# WHAT THE TASK REQUIRES:
Repeat the material exactly, leaving nothing out.

[Data items]

===============

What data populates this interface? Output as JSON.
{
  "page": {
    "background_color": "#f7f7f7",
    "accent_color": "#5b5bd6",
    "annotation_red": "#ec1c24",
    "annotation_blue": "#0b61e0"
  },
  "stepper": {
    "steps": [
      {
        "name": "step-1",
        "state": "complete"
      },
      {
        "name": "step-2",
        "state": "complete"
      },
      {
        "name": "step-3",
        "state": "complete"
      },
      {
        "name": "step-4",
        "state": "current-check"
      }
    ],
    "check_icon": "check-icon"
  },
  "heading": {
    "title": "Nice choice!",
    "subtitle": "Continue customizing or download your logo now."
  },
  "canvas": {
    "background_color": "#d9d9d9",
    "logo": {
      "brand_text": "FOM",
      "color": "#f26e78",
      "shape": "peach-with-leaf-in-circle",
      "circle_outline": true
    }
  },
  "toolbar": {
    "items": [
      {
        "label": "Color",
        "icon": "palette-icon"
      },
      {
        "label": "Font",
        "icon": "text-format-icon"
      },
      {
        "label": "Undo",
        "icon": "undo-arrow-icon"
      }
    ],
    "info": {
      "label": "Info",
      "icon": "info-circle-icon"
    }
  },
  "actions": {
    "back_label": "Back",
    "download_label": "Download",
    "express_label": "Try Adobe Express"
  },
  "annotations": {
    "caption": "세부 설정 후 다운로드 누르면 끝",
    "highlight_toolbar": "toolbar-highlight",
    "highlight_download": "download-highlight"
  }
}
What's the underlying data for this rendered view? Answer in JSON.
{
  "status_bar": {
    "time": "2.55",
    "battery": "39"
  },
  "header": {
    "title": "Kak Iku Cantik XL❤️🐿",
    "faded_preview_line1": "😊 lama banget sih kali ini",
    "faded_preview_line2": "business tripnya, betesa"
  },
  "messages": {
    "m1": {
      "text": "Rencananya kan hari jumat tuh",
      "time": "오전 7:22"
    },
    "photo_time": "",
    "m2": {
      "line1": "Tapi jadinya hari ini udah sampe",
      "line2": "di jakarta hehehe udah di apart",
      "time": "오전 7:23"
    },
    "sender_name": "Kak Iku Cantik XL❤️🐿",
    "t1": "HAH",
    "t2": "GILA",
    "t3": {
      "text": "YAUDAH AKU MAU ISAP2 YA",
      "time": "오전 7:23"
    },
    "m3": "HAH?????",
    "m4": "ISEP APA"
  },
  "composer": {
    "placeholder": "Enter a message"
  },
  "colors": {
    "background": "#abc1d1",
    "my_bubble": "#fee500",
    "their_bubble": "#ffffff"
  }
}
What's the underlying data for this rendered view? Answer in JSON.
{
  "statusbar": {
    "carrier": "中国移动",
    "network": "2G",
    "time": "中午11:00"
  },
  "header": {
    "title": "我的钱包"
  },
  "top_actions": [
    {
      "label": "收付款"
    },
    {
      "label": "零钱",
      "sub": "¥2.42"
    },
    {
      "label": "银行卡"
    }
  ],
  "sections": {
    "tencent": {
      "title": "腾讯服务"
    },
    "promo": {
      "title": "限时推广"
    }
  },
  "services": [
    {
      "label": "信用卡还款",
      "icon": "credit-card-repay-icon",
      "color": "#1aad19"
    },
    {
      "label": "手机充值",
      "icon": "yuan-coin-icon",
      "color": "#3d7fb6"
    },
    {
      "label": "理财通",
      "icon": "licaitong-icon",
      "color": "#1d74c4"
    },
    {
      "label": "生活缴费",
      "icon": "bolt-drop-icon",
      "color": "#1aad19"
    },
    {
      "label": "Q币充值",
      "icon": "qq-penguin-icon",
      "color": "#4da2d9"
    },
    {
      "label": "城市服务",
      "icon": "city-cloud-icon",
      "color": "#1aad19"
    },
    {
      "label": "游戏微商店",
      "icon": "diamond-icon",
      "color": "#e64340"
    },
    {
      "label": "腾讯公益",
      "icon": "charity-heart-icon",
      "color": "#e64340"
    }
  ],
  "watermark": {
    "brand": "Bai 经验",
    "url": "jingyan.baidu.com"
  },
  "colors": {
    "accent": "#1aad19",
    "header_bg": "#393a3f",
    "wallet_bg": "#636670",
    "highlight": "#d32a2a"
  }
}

===============

# TASK RESPONSE:
What data populates this interface? Output as JSON.
{
  "page": {
    "background_color": "#f7f7f7",
    "accent_color": "#5b5bd6",
    "annotation_red": "#ec1c24",
    "annotation_blue": "#0b61e0"
  },
  "stepper": {
    "steps": [
      {
        "name": "step-1",
        "state": "complete"
      },
      {
        "name": "step-2",
        "state": "complete"
      },
      {
        "name": "step-3",
        "state": "complete"
      },
      {
        "name": "step-4",
        "state": "current-check"
      }
    ],
    "check_icon": "check-icon"
  },
  "heading": {
    "title": "Nice choice!",
    "subtitle": "Continue customizing or download your logo now."
  },
  "canvas": {
    "background_color": "#d9d9d9",
    "logo": {
      "brand_text": "FOM",
      "color": "#f26e78",
      "shape": "peach-with-leaf-in-circle",
      "circle_outline": true
    }
  },
  "toolbar": {
    "items": [
      {
        "label": "Color",
        "icon": "palette-icon"
      },
      {
        "label": "Font",
        "icon": "text-format-icon"
      },
      {
        "label": "Undo",
        "icon": "undo-arrow-icon"
      }
    ],
    "info": {
      "label": "Info",
      "icon": "info-circle-icon"
    }
  },
  "actions": {
    "back_label": "Back",
    "download_label": "Download",
    "express_label": "Try Adobe Express"
  },
  "annotations": {
    "caption": "세부 설정 후 다운로드 누르면 끝",
    "highlight_toolbar": "toolbar-highlight",
    "highlight_download": "download-highlight"
  }
}
What's the underlying data for this rendered view? Answer in JSON.
{
  "status_bar": {
    "time": "2.55",
    "battery": "39"
  },
  "header": {
    "title": "Kak Iku Cantik XL❤️🐿",
    "faded_preview_line1": "😊 lama banget sih kali ini",
    "faded_preview_line2": "business tripnya, betesa"
  },
  "messages": {
    "m1": {
      "text": "Rencananya kan hari jumat tuh",
      "time": "오전 7:22"
    },
    "photo_time": "",
    "m2": {
      "line1": "Tapi jadinya hari ini udah sampe",
      "line2": "di jakarta hehehe udah di apart",
      "time": "오전 7:23"
    },
    "sender_name": "Kak Iku Cantik XL❤️🐿",
    "t1": "HAH",
    "t2": "GILA",
    "t3": {
      "text": "YAUDAH AKU MAU ISAP2 YA",
      "time": "오전 7:23"
    },
    "m3": "HAH?????",
    "m4": "ISEP APA"
  },
  "composer": {
    "placeholder": "Enter a message"
  },
  "colors": {
    "background": "#abc1d1",
    "my_bubble": "#fee500",
    "their_bubble": "#ffffff"
  }
}
What's the underlying data for this rendered view? Answer in JSON.
{
  "statusbar": {
    "carrier": "中国移动",
    "network": "2G",
    "time": "中午11:00"
  },
  "header": {
    "title": "我的钱包"
  },
  "top_actions": [
    {
      "label": "收付款"
    },
    {
      "label": "零钱",
      "sub": "¥2.42"
    },
    {
      "label": "银行卡"
    }
  ],
  "sections": {
    "tencent": {
      "title": "腾讯服务"
    },
    "promo": {
      "title": "限时推广"
    }
  },
  "services": [
    {
      "label": "信用卡还款",
      "icon": "credit-card-repay-icon",
      "color": "#1aad19"
    },
    {
      "label": "手机充值",
      "icon": "yuan-coin-icon",
      "color": "#3d7fb6"
    },
    {
      "label": "理财通",
      "icon": "licaitong-icon",
      "color": "#1d74c4"
    },
    {
      "label": "生活缴费",
      "icon": "bolt-drop-icon",
      "color": "#1aad19"
    },
    {
      "label": "Q币充值",
      "icon": "qq-penguin-icon",
      "color": "#4da2d9"
    },
    {
      "label": "城市服务",
      "icon": "city-cloud-icon",
      "color": "#1aad19"
    },
    {
      "label": "游戏微商店",
      "icon": "diamond-icon",
      "color": "#e64340"
    },
    {
      "label": "腾讯公益",
      "icon": "charity-heart-icon",
      "color": "#e64340"
    }
  ],
  "watermark": {
    "brand": "Bai 经验",
    "url": "jingyan.baidu.com"
  },
  "colors": {
    "accent": "#1aad19",
    "header_bg": "#393a3f",
    "wallet_bg": "#636670",
    "highlight": "#d32a2a"
  }
}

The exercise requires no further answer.